:: Task inputs ::
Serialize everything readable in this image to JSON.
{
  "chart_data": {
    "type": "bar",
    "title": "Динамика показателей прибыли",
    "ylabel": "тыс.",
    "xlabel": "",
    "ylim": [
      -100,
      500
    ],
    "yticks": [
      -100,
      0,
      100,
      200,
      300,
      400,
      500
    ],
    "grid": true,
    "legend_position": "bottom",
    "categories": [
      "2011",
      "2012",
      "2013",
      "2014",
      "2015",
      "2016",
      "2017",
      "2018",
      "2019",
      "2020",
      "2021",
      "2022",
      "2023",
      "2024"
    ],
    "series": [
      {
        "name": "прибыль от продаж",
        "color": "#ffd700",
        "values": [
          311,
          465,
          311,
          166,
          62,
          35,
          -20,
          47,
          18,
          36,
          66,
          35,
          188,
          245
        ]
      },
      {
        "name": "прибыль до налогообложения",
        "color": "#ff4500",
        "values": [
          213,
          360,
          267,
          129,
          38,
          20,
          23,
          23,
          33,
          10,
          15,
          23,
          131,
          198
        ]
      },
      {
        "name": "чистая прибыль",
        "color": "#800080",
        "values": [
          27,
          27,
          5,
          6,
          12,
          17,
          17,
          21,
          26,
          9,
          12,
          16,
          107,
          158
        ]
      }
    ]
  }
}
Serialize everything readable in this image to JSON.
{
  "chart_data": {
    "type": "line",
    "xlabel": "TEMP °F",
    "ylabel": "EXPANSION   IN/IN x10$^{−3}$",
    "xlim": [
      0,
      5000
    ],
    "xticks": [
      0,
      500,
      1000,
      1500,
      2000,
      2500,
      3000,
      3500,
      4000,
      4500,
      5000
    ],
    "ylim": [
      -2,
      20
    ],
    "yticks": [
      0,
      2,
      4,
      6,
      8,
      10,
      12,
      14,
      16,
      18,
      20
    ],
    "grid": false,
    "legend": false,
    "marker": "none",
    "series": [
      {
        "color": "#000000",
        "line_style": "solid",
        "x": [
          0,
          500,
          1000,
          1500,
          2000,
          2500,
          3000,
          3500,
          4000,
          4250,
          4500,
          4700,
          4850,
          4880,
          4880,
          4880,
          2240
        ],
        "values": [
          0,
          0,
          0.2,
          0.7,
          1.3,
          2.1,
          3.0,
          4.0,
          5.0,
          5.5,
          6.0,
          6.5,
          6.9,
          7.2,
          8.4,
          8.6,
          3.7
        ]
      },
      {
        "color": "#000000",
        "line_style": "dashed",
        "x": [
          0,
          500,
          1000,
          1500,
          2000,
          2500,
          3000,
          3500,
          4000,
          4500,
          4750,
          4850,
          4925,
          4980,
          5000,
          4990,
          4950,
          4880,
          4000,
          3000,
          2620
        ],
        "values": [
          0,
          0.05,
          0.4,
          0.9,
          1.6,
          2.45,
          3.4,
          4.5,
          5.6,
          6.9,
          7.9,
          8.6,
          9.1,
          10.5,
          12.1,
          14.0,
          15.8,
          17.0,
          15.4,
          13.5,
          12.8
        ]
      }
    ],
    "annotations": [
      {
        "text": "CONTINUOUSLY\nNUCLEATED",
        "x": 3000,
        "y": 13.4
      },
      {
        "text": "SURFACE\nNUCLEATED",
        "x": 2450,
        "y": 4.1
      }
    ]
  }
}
:::
Look above for lines with the word "color" and copy them all.

        "color": "#ffd700",
        "color": "#ff4500",
        "color": "#800080",
        "color": "#000000",
        "color": "#000000",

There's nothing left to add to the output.